> _Problem statement_
Rewrite the passage of the Easter and cancer reflection from "And truth be" up to and including "it is cancer.", changing "brutal" to "harsh".

***** Reading text *****

So, here we are, a day or two after the bank holiday that has celebrated the resurrection of Christ. For me, if honest, I have in the past struggled with the concept of Easter and just what it meant. Not only in a classic religious sense, but maybe more as I get older and dafter I have begun to realise other more important and, dare I say, symbolic things have raised themselves in my subconscious brain, whatever the hell that is.
But, in a very positive way, I am feeling a good deal of positivity about life, the universe, and maybe the gentle realisation of life and death, and the pattern that lies behind it all. One thing that my cancer journey has given me is a greater and better understanding about my own life and mortality.
Truth be told, before cancer came to town I was just an ordinary shallow man, doing all the things that I took for granted for 58 years. Never gave a second thought beyond whatever fatuous thing actually seemed important, and at the time it was truly all-consuming, because when you live in that world, that is exactly what it is.
And truth be told, at the time it is. First to admit it and live by the code of instant delivery, because when you are in that world, that is fine. And it is, until of course one day it is not fine. No, that is when the whole journey of nonsense suddenly unravels in front of your eyes, and your ears, and your soul. And out of the blue, all that you held dear, and precious, is over night, gone in the blink of an eye. Or the click or a CT scan because it is all consuming and it is true, and it is real, and it is brutal, and it is cancer.
And that my dear friends is when reality actually kicks in. Now at this stage, you have choices. They lie within your decision making processes. Some will choose life, some will choose denial, some will not, some will choose fear and surrender. In truth, until you are personally faced with these tough realities, you cannot predict what you will select. How do I know?
Because I have been there, through that rollercoaster, and trust me that is what it is. Truly, I had no idea just how quickly I had to be a party to literally life and death decisions due to the severity of my illness and the reality of just how bad it was. But, luckily for me, I had no idea at all just how sick I was and how close to death I really was.

***** Entries shown *****

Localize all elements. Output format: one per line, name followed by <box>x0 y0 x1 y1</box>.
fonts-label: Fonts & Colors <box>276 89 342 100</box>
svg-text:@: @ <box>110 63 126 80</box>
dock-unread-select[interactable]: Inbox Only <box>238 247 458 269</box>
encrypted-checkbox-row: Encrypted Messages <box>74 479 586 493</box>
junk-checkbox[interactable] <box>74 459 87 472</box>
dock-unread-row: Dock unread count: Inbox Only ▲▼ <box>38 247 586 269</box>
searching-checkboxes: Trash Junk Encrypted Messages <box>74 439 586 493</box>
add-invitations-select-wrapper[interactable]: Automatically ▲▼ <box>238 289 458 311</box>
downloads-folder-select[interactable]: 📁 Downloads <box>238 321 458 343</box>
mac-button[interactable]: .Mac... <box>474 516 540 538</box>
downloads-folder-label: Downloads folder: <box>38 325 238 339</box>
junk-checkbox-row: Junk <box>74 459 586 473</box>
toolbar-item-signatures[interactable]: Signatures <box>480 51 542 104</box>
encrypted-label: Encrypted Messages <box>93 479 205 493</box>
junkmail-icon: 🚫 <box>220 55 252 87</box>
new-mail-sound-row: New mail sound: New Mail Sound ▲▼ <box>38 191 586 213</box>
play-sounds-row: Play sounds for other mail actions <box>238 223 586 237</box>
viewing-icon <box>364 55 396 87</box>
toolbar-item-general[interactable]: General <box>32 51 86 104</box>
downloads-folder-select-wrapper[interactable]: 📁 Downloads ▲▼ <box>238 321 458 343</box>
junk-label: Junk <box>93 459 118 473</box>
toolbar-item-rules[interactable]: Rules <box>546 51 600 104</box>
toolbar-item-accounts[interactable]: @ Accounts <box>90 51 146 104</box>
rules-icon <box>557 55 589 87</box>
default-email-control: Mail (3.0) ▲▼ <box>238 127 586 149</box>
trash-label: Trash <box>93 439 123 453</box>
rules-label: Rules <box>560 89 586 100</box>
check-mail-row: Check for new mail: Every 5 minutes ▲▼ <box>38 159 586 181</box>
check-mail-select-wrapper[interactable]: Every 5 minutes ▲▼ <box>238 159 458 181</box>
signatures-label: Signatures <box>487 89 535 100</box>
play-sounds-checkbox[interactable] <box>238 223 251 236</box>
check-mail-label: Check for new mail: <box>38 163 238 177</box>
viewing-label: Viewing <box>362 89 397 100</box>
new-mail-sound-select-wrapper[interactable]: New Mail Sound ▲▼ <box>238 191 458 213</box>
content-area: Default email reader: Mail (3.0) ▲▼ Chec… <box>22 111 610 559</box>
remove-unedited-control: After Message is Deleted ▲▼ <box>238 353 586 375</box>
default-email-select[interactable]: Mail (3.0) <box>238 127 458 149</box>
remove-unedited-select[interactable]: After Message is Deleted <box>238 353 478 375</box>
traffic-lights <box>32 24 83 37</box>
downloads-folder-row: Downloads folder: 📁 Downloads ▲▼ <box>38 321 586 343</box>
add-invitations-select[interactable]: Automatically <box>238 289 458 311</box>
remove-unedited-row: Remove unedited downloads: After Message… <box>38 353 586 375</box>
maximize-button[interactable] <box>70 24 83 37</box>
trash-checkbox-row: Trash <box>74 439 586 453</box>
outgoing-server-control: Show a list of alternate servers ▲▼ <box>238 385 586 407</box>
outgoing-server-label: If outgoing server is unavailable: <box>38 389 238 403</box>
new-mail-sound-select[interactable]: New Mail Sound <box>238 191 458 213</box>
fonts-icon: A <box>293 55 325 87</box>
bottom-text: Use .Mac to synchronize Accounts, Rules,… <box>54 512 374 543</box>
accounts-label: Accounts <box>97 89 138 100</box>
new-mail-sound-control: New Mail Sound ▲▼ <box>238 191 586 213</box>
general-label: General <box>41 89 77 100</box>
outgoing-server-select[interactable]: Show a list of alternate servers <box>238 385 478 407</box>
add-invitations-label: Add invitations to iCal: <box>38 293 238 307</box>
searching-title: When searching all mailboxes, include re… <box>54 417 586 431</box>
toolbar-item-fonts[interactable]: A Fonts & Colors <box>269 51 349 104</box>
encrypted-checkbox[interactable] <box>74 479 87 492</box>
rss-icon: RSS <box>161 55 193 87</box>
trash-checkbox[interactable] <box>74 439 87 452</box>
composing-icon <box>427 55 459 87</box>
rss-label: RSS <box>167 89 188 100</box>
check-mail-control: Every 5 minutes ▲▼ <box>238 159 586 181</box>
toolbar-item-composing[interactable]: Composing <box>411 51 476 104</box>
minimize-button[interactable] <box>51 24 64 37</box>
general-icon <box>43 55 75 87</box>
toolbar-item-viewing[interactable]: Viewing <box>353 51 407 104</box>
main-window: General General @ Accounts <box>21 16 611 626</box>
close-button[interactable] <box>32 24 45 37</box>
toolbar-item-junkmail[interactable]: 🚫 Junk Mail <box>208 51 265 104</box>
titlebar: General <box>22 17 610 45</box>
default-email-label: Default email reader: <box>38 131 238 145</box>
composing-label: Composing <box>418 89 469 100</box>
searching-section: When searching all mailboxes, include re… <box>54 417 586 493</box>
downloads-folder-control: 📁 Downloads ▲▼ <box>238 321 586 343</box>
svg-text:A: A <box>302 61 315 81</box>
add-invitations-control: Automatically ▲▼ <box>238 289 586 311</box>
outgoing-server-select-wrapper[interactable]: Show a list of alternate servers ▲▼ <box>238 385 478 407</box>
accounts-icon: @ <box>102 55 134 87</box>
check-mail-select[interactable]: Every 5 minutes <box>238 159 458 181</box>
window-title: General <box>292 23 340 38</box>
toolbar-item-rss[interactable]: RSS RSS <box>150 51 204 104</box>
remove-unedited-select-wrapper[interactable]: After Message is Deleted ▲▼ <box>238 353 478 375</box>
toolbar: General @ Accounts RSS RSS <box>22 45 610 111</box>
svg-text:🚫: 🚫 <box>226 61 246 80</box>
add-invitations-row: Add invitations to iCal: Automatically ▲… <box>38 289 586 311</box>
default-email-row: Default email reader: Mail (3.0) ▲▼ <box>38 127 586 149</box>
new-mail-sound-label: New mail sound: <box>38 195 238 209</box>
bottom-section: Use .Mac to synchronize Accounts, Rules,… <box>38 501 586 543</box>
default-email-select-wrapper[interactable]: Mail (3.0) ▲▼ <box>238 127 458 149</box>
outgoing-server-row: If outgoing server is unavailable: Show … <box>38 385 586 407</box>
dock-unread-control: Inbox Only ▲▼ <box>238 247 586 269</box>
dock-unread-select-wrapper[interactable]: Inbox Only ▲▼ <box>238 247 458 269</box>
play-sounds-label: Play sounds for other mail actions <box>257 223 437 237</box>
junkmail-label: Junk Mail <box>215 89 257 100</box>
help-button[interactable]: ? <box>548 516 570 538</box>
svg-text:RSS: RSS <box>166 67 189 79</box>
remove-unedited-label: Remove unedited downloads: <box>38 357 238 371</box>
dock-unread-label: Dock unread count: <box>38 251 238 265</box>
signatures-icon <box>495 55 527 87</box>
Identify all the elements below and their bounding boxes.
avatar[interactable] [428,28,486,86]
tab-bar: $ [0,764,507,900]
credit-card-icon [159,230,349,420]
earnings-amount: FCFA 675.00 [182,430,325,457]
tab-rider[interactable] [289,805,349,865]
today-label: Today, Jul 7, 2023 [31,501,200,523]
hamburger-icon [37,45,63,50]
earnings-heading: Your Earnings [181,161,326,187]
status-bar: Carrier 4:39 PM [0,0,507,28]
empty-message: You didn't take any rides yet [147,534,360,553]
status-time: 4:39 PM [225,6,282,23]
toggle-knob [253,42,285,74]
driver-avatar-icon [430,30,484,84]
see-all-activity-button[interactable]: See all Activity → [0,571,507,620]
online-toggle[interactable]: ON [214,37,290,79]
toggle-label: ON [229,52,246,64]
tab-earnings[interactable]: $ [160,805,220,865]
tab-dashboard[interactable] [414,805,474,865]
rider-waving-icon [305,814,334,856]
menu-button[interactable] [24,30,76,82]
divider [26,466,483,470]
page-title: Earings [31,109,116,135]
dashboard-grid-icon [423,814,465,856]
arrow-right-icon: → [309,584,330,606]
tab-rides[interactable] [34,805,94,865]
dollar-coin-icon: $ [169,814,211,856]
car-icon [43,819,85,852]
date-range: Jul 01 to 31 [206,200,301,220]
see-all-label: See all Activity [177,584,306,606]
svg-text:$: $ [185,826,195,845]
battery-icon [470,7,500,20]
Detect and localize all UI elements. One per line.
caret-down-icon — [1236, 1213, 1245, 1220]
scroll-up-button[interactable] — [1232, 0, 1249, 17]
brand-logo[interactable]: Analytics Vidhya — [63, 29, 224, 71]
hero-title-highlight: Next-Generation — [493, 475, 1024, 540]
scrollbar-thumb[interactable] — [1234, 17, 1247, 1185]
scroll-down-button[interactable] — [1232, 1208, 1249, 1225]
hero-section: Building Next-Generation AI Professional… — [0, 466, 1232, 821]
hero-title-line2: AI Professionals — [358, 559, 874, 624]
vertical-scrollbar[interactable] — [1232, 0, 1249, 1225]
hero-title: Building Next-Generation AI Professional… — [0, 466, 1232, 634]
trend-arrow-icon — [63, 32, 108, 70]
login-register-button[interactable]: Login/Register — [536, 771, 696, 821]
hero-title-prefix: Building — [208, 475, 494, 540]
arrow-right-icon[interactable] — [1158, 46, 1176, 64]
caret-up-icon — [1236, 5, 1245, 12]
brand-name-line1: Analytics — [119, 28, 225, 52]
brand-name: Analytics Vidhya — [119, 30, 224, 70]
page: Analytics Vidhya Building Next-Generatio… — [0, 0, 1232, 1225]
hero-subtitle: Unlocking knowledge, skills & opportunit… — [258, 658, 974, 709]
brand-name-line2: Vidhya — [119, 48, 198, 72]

*****

> _Solution to this exercise_
And truth be told, at the time it is. First to admit it and live by the code of instant delivery, because when you are in that world, that is fine. And it is, until of course one day it is not fine. No, that is when the whole journey of nonsense suddenly unravels in front of your eyes, and your ears, and your soul. And out of the blue, all that you held dear, and precious, is over night, gone in the blink of an eye. Or the click or a CT scan because it is all consuming and it is true, and it is real, and it is harsh, and it is cancer.